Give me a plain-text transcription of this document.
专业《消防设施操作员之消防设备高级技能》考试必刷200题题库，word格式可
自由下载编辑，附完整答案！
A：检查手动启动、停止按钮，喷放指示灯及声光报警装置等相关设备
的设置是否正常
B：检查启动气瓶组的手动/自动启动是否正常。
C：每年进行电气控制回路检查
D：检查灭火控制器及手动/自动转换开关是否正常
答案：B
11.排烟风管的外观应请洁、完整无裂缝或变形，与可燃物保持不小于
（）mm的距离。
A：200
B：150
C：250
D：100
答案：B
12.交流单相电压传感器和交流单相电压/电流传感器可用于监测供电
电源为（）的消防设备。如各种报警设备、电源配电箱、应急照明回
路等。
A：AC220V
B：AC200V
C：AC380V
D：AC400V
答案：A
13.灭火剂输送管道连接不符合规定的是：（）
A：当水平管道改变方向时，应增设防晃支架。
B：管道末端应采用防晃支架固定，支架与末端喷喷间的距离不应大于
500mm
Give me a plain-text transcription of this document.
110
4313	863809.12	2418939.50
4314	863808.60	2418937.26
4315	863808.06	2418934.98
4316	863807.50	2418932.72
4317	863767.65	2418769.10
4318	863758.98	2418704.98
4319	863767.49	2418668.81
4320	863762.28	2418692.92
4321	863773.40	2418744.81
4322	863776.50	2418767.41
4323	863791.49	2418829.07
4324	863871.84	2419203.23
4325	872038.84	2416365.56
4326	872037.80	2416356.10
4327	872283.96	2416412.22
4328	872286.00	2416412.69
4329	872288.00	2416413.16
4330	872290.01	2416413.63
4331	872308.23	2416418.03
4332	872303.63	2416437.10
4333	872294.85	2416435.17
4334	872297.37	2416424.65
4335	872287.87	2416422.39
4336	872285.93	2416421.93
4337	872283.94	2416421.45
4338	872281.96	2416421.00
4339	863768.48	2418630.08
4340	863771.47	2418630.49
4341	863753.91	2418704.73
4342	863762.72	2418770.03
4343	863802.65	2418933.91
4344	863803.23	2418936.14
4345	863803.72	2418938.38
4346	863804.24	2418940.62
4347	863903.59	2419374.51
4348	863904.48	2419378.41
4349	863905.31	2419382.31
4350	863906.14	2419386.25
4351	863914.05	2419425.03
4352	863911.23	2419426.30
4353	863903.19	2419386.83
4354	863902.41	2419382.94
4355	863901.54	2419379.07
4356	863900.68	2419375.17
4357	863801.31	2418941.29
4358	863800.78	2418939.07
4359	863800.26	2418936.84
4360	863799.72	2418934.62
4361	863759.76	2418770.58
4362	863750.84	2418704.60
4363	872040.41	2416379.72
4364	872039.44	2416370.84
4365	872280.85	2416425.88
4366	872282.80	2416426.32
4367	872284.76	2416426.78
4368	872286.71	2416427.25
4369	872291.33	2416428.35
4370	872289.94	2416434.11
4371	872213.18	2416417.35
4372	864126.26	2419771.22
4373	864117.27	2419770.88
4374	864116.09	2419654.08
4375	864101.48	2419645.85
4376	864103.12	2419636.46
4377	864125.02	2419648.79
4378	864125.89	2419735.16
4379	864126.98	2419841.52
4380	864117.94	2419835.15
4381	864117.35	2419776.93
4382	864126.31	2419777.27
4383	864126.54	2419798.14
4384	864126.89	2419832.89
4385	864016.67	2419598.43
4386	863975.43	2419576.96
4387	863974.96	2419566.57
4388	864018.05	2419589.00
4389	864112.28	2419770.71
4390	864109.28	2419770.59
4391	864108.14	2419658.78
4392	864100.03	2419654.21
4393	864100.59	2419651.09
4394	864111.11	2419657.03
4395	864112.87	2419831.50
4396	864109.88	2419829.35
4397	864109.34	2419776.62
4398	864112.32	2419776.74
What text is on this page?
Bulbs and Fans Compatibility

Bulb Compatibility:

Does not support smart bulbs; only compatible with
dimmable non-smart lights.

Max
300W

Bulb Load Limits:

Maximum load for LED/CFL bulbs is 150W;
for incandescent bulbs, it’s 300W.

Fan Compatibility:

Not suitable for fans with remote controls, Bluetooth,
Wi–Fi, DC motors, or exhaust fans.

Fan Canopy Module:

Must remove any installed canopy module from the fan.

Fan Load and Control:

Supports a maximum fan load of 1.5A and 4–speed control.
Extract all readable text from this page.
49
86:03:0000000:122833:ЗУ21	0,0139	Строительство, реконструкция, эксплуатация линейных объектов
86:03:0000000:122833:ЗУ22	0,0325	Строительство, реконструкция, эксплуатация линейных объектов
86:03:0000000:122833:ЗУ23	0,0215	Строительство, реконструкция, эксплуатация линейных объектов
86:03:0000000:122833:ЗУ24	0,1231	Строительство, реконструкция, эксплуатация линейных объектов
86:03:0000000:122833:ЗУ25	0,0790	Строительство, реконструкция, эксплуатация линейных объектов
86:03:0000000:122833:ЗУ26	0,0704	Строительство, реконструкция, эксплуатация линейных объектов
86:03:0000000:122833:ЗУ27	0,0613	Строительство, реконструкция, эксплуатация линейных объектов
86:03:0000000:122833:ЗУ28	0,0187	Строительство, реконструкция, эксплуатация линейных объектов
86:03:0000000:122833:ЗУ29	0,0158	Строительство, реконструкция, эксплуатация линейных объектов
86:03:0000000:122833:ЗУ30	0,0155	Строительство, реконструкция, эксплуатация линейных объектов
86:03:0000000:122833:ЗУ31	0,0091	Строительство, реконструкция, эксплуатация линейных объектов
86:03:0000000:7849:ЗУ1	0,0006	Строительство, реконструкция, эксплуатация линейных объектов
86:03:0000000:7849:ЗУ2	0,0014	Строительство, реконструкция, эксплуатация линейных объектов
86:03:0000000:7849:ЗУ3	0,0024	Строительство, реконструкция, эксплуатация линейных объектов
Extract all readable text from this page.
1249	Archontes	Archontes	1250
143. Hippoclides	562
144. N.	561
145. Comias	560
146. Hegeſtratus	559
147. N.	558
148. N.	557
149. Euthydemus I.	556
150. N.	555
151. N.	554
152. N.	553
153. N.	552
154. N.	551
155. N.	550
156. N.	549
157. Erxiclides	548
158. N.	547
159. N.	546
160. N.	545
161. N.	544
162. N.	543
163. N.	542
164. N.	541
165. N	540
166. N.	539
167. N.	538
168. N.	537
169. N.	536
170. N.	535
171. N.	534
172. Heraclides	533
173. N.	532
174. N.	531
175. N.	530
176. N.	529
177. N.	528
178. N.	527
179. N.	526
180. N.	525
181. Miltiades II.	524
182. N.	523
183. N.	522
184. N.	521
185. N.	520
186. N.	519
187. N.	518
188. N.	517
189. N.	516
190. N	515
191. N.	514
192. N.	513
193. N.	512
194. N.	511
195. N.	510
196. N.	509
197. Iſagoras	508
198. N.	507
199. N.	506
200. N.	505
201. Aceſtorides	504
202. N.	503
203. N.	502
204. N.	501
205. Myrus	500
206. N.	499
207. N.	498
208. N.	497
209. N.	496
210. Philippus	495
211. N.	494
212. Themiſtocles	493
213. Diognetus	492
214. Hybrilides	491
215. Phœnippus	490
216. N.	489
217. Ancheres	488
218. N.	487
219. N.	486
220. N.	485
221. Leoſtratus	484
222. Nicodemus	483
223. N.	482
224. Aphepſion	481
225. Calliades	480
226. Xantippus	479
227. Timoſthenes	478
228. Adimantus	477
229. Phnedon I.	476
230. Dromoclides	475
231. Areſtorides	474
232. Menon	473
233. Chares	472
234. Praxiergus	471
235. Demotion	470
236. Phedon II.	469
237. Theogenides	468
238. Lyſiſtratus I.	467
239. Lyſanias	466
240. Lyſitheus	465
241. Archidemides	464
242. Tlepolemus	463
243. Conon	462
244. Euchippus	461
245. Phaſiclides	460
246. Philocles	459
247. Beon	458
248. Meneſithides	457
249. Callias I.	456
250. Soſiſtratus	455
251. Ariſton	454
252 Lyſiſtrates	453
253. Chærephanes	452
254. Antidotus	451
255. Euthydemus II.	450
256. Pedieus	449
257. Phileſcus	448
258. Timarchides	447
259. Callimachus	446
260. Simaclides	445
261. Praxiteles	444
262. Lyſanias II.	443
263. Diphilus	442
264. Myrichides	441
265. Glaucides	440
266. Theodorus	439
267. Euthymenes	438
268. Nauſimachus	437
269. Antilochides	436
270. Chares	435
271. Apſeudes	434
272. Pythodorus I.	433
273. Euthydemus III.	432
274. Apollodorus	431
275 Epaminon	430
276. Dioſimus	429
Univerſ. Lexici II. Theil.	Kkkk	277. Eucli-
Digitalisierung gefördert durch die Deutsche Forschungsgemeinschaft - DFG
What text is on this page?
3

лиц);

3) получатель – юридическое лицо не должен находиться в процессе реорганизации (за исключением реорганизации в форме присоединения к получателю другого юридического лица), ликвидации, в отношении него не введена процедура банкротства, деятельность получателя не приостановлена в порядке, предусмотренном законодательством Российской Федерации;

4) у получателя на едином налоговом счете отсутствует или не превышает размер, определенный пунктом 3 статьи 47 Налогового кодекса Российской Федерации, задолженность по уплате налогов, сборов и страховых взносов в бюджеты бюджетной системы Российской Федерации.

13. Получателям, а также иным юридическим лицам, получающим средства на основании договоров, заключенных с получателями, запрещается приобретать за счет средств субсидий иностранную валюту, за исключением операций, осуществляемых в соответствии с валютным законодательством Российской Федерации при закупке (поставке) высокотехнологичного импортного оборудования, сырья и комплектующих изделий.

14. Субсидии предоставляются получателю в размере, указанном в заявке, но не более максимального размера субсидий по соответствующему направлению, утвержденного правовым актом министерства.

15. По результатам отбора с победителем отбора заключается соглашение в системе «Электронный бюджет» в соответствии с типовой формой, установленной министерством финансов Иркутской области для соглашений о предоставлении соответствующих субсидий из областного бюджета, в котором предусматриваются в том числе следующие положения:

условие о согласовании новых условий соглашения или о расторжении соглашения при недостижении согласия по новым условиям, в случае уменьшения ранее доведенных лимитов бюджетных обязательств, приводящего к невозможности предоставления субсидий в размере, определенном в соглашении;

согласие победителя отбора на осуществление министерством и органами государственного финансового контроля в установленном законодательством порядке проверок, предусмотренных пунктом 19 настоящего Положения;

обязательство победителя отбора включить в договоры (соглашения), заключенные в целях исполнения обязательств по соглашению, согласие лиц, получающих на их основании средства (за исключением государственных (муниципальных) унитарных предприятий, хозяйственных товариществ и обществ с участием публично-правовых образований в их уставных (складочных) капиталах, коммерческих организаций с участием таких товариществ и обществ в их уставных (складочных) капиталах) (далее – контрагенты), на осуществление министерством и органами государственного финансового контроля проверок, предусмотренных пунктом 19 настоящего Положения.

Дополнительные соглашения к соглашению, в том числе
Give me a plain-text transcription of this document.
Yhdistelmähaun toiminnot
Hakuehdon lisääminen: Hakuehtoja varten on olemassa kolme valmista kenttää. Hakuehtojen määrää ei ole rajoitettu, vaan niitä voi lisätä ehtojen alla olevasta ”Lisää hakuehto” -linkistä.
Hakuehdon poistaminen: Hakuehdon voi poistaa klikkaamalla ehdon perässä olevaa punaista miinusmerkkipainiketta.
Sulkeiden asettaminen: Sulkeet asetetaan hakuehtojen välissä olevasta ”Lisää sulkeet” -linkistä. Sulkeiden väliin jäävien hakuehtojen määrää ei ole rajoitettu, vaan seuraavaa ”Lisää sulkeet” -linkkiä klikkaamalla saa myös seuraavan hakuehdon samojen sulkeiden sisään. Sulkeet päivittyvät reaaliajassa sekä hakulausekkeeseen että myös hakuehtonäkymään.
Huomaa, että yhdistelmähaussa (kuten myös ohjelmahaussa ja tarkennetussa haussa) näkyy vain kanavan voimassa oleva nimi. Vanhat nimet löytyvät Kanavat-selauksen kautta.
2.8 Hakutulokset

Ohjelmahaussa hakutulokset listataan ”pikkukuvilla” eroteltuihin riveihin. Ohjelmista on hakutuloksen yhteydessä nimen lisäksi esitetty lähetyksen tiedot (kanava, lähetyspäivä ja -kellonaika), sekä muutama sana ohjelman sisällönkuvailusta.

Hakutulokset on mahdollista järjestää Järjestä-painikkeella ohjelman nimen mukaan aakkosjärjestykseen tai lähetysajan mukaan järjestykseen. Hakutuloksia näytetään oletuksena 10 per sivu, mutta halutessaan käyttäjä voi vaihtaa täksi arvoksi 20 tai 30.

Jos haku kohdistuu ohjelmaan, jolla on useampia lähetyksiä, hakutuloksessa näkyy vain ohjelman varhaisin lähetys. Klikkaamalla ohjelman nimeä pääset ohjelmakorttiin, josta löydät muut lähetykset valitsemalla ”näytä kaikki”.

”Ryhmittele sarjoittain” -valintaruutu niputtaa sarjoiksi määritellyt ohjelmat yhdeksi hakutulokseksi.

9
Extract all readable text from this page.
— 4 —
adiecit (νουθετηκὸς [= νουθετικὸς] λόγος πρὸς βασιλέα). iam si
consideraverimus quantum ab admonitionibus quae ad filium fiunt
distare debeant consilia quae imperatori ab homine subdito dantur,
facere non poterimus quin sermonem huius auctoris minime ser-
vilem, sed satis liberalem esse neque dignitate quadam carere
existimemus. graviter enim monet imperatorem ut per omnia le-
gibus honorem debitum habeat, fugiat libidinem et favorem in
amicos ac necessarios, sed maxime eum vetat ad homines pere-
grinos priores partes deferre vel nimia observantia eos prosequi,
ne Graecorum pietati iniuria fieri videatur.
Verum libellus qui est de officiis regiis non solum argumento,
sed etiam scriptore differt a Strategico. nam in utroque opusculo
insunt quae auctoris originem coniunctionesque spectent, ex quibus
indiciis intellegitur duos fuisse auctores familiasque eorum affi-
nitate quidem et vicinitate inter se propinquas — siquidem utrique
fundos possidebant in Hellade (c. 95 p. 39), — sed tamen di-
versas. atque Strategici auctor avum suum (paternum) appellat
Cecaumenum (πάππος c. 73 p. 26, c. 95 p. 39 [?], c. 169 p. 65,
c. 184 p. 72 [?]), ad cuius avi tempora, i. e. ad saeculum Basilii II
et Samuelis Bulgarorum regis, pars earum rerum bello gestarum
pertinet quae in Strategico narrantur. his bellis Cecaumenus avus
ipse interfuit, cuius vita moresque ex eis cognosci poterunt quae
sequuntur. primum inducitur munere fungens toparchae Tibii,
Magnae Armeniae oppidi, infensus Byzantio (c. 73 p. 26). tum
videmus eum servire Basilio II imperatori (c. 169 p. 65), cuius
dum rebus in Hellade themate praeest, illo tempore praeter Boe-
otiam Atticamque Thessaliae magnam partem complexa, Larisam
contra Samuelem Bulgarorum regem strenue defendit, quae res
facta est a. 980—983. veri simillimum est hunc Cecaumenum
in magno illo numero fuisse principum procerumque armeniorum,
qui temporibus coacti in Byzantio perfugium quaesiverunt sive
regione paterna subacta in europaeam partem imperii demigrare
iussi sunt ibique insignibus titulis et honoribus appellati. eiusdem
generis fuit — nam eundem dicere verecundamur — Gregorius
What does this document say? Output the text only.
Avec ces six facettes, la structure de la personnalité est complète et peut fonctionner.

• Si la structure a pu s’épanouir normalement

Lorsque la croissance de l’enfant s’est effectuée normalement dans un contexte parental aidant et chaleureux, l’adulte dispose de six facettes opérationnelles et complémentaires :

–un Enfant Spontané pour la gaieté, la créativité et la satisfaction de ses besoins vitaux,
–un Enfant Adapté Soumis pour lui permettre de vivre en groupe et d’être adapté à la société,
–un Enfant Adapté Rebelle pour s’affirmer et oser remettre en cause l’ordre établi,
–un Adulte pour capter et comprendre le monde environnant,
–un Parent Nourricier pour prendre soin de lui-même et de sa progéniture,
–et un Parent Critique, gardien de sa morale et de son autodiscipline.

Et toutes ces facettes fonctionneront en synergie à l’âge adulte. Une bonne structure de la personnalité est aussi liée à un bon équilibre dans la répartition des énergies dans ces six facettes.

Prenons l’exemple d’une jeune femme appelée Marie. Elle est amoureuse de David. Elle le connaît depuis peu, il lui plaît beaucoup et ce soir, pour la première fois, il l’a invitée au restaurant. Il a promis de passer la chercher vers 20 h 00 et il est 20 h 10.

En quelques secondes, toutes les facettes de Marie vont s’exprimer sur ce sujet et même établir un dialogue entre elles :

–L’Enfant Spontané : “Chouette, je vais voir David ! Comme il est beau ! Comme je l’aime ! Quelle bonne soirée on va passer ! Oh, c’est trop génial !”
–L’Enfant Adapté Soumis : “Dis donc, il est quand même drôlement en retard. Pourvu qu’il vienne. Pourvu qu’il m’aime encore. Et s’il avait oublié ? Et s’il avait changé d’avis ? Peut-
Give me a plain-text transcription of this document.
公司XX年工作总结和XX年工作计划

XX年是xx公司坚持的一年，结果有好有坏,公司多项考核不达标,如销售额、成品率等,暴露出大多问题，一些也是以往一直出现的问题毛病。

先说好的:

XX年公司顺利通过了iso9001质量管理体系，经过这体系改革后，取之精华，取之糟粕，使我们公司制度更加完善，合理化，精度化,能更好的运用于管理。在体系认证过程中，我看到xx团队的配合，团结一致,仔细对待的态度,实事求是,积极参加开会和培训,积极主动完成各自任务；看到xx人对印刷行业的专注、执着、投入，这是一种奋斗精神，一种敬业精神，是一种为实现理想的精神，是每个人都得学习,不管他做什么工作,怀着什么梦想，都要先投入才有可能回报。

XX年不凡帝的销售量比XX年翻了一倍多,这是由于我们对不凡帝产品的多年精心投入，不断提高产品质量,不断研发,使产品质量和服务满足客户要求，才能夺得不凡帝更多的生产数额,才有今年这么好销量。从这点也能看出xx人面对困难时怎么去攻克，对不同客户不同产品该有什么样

--------

**Exercise details:** Find every line that holds "размере" and copy it.

**Solution for this task:**
14. Субсидии предоставляются получателю в размере, указанном в заявке, но не более максимального размера субсидий по соответствующему направлению, утвержденного правовым актом министерства.
условие о согласовании новых условий соглашения или о расторжении соглашения при недостижении согласия по новым условиям, в случае уменьшения ранее доведенных лимитов бюджетных обязательств, приводящего к невозможности предоставления субсидий в размере, определенном в соглашении;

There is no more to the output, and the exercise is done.